● **Given request**
Below are records to be output exactly, every one of them.

● **Records excerpted from a collection**
===
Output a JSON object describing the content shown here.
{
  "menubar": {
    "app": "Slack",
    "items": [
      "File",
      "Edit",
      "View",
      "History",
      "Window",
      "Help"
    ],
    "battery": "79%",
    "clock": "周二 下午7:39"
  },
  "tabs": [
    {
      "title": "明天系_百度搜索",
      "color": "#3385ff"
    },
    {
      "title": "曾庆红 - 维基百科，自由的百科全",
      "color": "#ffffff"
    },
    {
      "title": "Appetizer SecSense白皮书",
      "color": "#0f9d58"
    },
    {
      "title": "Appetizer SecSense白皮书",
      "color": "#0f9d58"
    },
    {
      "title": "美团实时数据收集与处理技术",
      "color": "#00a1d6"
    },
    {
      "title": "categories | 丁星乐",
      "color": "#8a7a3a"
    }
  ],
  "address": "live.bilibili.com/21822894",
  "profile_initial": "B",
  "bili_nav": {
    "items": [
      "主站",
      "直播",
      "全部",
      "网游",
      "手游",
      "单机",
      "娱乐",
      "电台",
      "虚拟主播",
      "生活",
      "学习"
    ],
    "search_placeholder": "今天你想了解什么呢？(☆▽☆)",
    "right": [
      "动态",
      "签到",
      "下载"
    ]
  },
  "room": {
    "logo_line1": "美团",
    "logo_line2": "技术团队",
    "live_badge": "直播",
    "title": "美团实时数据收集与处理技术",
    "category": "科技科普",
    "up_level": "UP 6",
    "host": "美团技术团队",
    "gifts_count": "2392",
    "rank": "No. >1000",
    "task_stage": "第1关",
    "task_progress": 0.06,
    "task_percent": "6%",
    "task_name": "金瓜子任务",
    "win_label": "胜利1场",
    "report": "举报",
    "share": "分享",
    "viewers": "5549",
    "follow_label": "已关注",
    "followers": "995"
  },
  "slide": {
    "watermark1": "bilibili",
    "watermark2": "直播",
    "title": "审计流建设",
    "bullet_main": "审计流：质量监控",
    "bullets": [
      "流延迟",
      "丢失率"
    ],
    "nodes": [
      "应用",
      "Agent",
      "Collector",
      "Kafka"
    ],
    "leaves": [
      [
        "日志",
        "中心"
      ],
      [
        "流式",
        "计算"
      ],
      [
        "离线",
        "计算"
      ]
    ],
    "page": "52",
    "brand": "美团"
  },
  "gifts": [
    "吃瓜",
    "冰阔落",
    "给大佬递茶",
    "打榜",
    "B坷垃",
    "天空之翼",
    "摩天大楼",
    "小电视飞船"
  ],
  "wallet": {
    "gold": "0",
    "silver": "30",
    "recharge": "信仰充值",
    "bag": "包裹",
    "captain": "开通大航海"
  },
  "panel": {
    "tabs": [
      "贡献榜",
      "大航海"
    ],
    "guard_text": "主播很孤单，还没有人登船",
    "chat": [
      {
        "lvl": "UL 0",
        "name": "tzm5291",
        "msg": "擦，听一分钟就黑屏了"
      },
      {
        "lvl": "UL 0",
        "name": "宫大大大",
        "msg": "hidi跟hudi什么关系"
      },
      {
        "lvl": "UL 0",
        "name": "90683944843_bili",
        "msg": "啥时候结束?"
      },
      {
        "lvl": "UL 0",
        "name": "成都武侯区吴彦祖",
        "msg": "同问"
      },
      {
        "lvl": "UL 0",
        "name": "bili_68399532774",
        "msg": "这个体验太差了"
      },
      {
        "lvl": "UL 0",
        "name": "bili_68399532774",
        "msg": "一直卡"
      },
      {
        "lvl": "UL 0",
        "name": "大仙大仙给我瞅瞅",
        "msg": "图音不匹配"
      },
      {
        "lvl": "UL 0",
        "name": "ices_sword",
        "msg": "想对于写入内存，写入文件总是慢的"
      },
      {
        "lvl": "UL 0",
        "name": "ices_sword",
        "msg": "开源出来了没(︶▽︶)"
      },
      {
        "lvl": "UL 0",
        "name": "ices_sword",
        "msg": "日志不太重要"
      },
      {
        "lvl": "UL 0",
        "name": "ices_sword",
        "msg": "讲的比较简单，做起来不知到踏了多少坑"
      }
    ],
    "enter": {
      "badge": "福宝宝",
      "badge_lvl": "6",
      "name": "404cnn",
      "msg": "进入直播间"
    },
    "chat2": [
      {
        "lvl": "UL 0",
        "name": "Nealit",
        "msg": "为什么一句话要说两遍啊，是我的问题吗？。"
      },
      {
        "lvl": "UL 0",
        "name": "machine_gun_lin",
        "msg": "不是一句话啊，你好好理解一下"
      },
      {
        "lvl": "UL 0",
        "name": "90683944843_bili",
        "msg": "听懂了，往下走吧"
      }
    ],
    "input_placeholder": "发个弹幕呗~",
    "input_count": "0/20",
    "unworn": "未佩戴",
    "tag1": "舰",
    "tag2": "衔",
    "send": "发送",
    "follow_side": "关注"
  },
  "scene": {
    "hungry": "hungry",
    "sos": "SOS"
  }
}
===
● **Output of the exercise**
Output a JSON object describing the content shown here.
{
  "menubar": {
    "app": "Slack",
    "items": [
      "File",
      "Edit",
      "View",
      "History",
      "Window",
      "Help"
    ],
    "battery": "79%",
    "clock": "周二 下午7:39"
  },
  "tabs": [
    {
      "title": "明天系_百度搜索",
      "color": "#3385ff"
    },
    {
      "title": "曾庆红 - 维基百科，自由的百科全",
      "color": "#ffffff"
    },
    {
      "title": "Appetizer SecSense白皮书",
      "color": "#0f9d58"
    },
    {
      "title": "Appetizer SecSense白皮书",
      "color": "#0f9d58"
    },
    {
      "title": "美团实时数据收集与处理技术",
      "color": "#00a1d6"
    },
    {
      "title": "categories | 丁星乐",
      "color": "#8a7a3a"
    }
  ],
  "address": "live.bilibili.com/21822894",
  "profile_initial": "B",
  "bili_nav": {
    "items": [
      "主站",
      "直播",
      "全部",
      "网游",
      "手游",
      "单机",
      "娱乐",
      "电台",
      "虚拟主播",
      "生活",
      "学习"
    ],
    "search_placeholder": "今天你想了解什么呢？(☆▽☆)",
    "right": [
      "动态",
      "签到",
      "下载"
    ]
  },
  "room": {
    "logo_line1": "美团",
    "logo_line2": "技术团队",
    "live_badge": "直播",
    "title": "美团实时数据收集与处理技术",
    "category": "科技科普",
    "up_level": "UP 6",
    "host": "美团技术团队",
    "gifts_count": "2392",
    "rank": "No. >1000",
    "task_stage": "第1关",
    "task_progress": 0.06,
    "task_percent": "6%",
    "task_name": "金瓜子任务",
    "win_label": "胜利1场",
    "report": "举报",
    "share": "分享",
    "viewers": "5549",
    "follow_label": "已关注",
    "followers": "995"
  },
  "slide": {
    "watermark1": "bilibili",
    "watermark2": "直播",
    "title": "审计流建设",
    "bullet_main": "审计流：质量监控",
    "bullets": [
      "流延迟",
      "丢失率"
    ],
    "nodes": [
      "应用",
      "Agent",
      "Collector",
      "Kafka"
    ],
    "leaves": [
      [
        "日志",
        "中心"
      ],
      [
        "流式",
        "计算"
      ],
      [
        "离线",
        "计算"
      ]
    ],
    "page": "52",
    "brand": "美团"
  },
  "gifts": [
    "吃瓜",
    "冰阔落",
    "给大佬递茶",
    "打榜",
    "B坷垃",
    "天空之翼",
    "摩天大楼",
    "小电视飞船"
  ],
  "wallet": {
    "gold": "0",
    "silver": "30",
    "recharge": "信仰充值",
    "bag": "包裹",
    "captain": "开通大航海"
  },
  "panel": {
    "tabs": [
      "贡献榜",
      "大航海"
    ],
    "guard_text": "主播很孤单，还没有人登船",
    "chat": [
      {
        "lvl": "UL 0",
        "name": "tzm5291",
        "msg": "擦，听一分钟就黑屏了"
      },
      {
        "lvl": "UL 0",
        "name": "宫大大大",
        "msg": "hidi跟hudi什么关系"
      },
      {
        "lvl": "UL 0",
        "name": "90683944843_bili",
        "msg": "啥时候结束?"
      },
      {
        "lvl": "UL 0",
        "name": "成都武侯区吴彦祖",
        "msg": "同问"
      },
      {
        "lvl": "UL 0",
        "name": "bili_68399532774",
        "msg": "这个体验太差了"
      },
      {
        "lvl": "UL 0",
        "name": "bili_68399532774",
        "msg": "一直卡"
      },
      {
        "lvl": "UL 0",
        "name": "大仙大仙给我瞅瞅",
        "msg": "图音不匹配"
      },
      {
        "lvl": "UL 0",
        "name": "ices_sword",
        "msg": "想对于写入内存，写入文件总是慢的"
      },
      {
        "lvl": "UL 0",
        "name": "ices_sword",
        "msg": "开源出来了没(︶▽︶)"
      },
      {
        "lvl": "UL 0",
        "name": "ices_sword",
        "msg": "日志不太重要"
      },
      {
        "lvl": "UL 0",
        "name": "ices_sword",
        "msg": "讲的比较简单，做起来不知到踏了多少坑"
      }
    ],
    "enter": {
      "badge": "福宝宝",
      "badge_lvl": "6",
      "name": "404cnn",
      "msg": "进入直播间"
    },
    "chat2": [
      {
        "lvl": "UL 0",
        "name": "Nealit",
        "msg": "为什么一句话要说两遍啊，是我的问题吗？。"
      },
      {
        "lvl": "UL 0",
        "name": "machine_gun_lin",
        "msg": "不是一句话啊，你好好理解一下"
      },
      {
        "lvl": "UL 0",
        "name": "90683944843_bili",
        "msg": "听懂了，往下走吧"
      }
    ],
    "input_placeholder": "发个弹幕呗~",
    "input_count": "0/20",
    "unworn": "未佩戴",
    "tag1": "舰",
    "tag2": "衔",
    "send": "发送",
    "follow_side": "关注"
  },
  "scene": {
    "hungry": "hungry",
    "sos": "SOS"
  }
}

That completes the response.